To be done:
Retype the records below exactly as they appear, but leave out any pictures.

/---

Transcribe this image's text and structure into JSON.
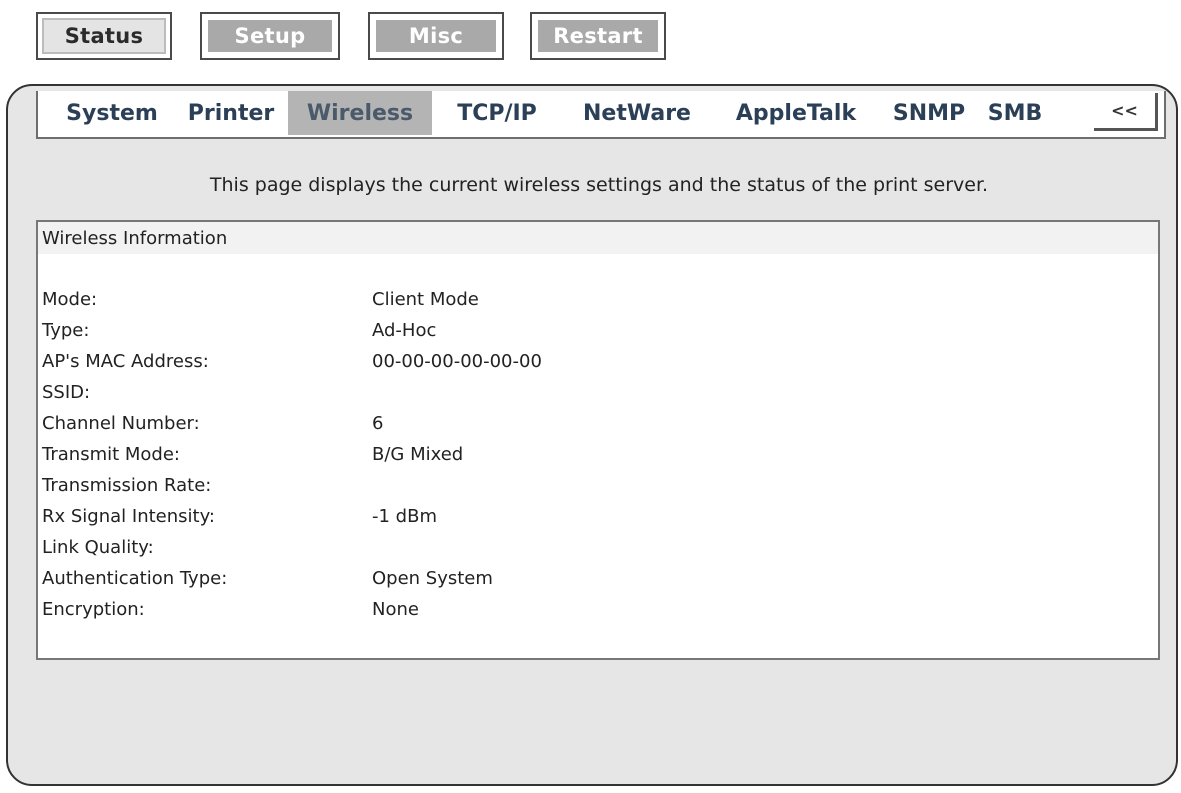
{
  "top_nav": [
    "Status",
    "Setup",
    "Misc",
    "Restart"
  ],
  "tabs": [
    "System",
    "Printer",
    "Wireless",
    "TCP/IP",
    "NetWare",
    "AppleTalk",
    "SNMP",
    "SMB"
  ],
  "collapse_label": "<<",
  "intro_text": "This page displays the current wireless settings and the status of the print server.",
  "section_title": "Wireless Information",
  "rows": [
    {
      "label": "Mode:",
      "value": "Client Mode"
    },
    {
      "label": "Type:",
      "value": "Ad-Hoc"
    },
    {
      "label": "AP's MAC Address:",
      "value": "00-00-00-00-00-00"
    },
    {
      "label": "SSID:",
      "value": ""
    },
    {
      "label": "Channel Number:",
      "value": "6"
    },
    {
      "label": "Transmit Mode:",
      "value": "B/G Mixed"
    },
    {
      "label": "Transmission Rate:",
      "value": ""
    },
    {
      "label": "Rx Signal Intensity:",
      "value": "-1 dBm"
    },
    {
      "label": "Link Quality:",
      "value": ""
    },
    {
      "label": "Authentication Type:",
      "value": "Open System"
    },
    {
      "label": "Encryption:",
      "value": "None"
    }
  ]
}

\---

Complete output:
Transcribe this image's text and structure into JSON.
{
  "top_nav": [
    "Status",
    "Setup",
    "Misc",
    "Restart"
  ],
  "tabs": [
    "System",
    "Printer",
    "Wireless",
    "TCP/IP",
    "NetWare",
    "AppleTalk",
    "SNMP",
    "SMB"
  ],
  "collapse_label": "<<",
  "intro_text": "This page displays the current wireless settings and the status of the print server.",
  "section_title": "Wireless Information",
  "rows": [
    {
      "label": "Mode:",
      "value": "Client Mode"
    },
    {
      "label": "Type:",
      "value": "Ad-Hoc"
    },
    {
      "label": "AP's MAC Address:",
      "value": "00-00-00-00-00-00"
    },
    {
      "label": "SSID:",
      "value": ""
    },
    {
      "label": "Channel Number:",
      "value": "6"
    },
    {
      "label": "Transmit Mode:",
      "value": "B/G Mixed"
    },
    {
      "label": "Transmission Rate:",
      "value": ""
    },
    {
      "label": "Rx Signal Intensity:",
      "value": "-1 dBm"
    },
    {
      "label": "Link Quality:",
      "value": ""
    },
    {
      "label": "Authentication Type:",
      "value": "Open System"
    },
    {
      "label": "Encryption:",
      "value": "None"
    }
  ]
}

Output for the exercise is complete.